SELECTED PASSAGE -
For the injection molding of flexible articles such as houseware materials, the preferred copolymers of the present invention are those having a density of ≧0.920 to ≦0.940 and preferably of about ≧0.925 to ≦0.930; a molecular weight distribution Mw/Mn of ≧2.7 to ≦3.6, and preferably of about ≧2.8 to ≦3.1; and a standard melt index of ≧2 to ≦100 and preferably of about ≧8 to ≦80.

HIGH ACTIVITY CATALYST

The compounds used to form the high activity catalyst used in the present invention comprise at least one titanium compound, at least one magnesium compound, at least one electron donor compound, at least one activator compound and at least one porous inert carrier material, as defined below.

The titanium compound has the structure

Ti(OR)_a X_b

wherein

R is a C₁ to C₁4 aliphatic or aromatic hydrocarbon radical, or COR' where R' is a C₁ to C₁4 aliphatic or aromatic hydrocarbon radical,

X is selected from the group consisting of Cl, Br, I or mixtures thereof,

a is 0, 1 or 2, b is 1 to 4 inclusive and a+b=3 or 4.

The titanium compounds can be used individually or in combinations thereof, and would include TiCl₃, TiCl₄, Ti(OCH₃)Cl₃, Ti(OC₆ H₅)Cl₃, Ti(OCOCH₃)Cl₃ and Ti(OCOC₆ H₅)Cl₃.

The magnesium compound has the structure

MgX₂

wherein X is selected from the group consisting of Cl, Br, I or mixtures thereof. Such magnesium compounds can be used individually or in combinations thereof and would include MgCl₂, MgBr₂ and MgI₂. Anhydrous MgCl₂ is the particularly preferred magnesium compound.

About 0.5 to 56, and preferably about 1 to 10, mols of the magnesium compound are used per mol of the titanium compound in preparing the catalysts employed in the present invention.

The titanium compound and the magnesium compound should be used in a form which will facilitate their dissolution in the electron donor compound, as described herein below.

The electron donor compound is an organic compound which is liquid at 25°C and in which the titanium compound and the magnesium compound are soluble. The electron donor compounds are known, as such, or as Lewis bases.

DATA EXTRACT -
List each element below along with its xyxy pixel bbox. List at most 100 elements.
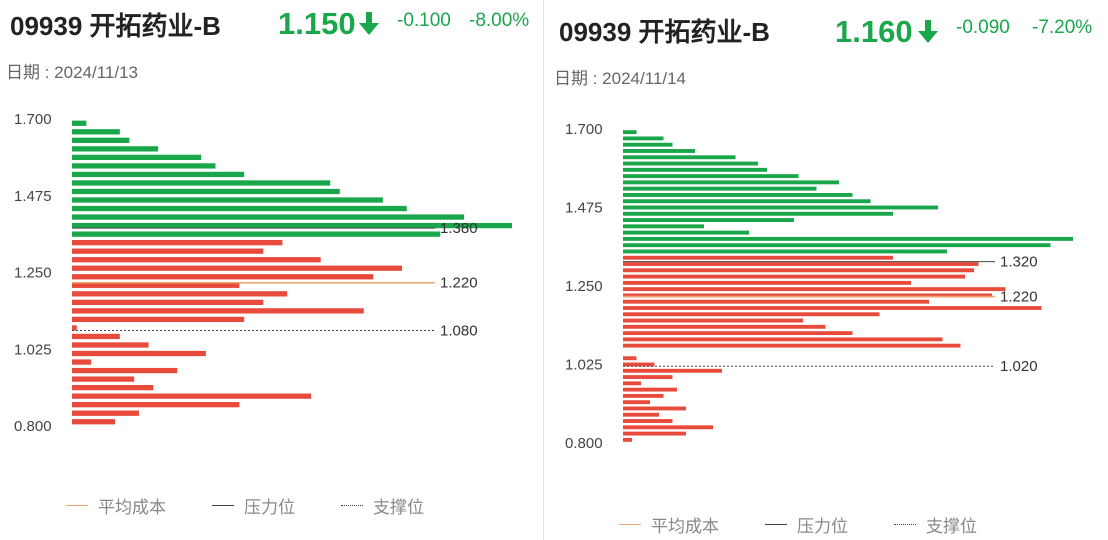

EXERCISE SET -
**1.** List every titanium compound that the catalyst passage names as an example.
**2.** Which magnesium compound does the catalyst passage call particularly preferred?
**3.** Write the next part of the catalyst passage, picking up after its final sentence about electron donor compounds.

RESPONSES BY TASK -
**1.** TiCl₃, TiCl₄, Ti(OCH₃)Cl₃, Ti(OC₆ H₅)Cl₃, Ti(OCOCH₃)Cl₃, Ti(OCOC₆ H₅)Cl₃

**2.** Anhydrous MgCl₂.

**3.**
The electron donor compounds would include such compounds as alkyl esters of aliphatic and aromatic carboxylic acids, aliphatic ethers, cyclic ethers and aliphatic ketones. Among these electron donor compounds the preferable ones are alkyl esters of C₁ to C₄ saturated aliphatic carboxylic acids; alkyl esters of C₇ to C₈ aromatic carboxylic acids; C₂ to C₈, and preferably C₃ to C₄, aliphatic ethers; C₃ to C₄ cyclic ethers, and preferably C₄ cyclic mono- or di-ether; C₃ to C₆, and preferably C₃ to C₄, aliphatic ketones. The most preferred of these electron donor compounds would include methyl formate, ethyl acetate, butyl acetate, ethyl ether, hexyl ether, tetrahydrofuran, dioxane, acetone and methyl isobutyl ketone.

The electron donor compounds can be used individually or in combinations thereof.

About 2 to 85, and preferably about 3 to 10 mols of the electron donor compound are used per mol of Ti.

The activator compound has the structure

Al(R")_c X'_d H_e

wherein X' is Cl or OR"', R" and R"' are the same or different and are C₁ to C₁4 saturated hydrocarbon radicals,

d is 0 to 1.5, e is 1 or 0 and c+d+e=3.

Such activator compounds can be used individually or in combinations thereof and would include Al(C₂ H₅)₃, Al(C₂ H₅)₂ Cl, Al(i-C₄ H₉)₃, Al₂ (C₂ H₅)₃ Cl₃, Al(i-C₄ H₉)₂ H, Al(C₆ H₁3)₃, Al(C₈ H₁7)₃, Al(C₂ H₅)₂ H and Al(C₂ H₅)₂ (OC₂ H₅).

About 10 to 400, and preferably about 10 to 100, mols of the activator compound are used per mol of the titanium compound in activating the catalysts employed in the present invention.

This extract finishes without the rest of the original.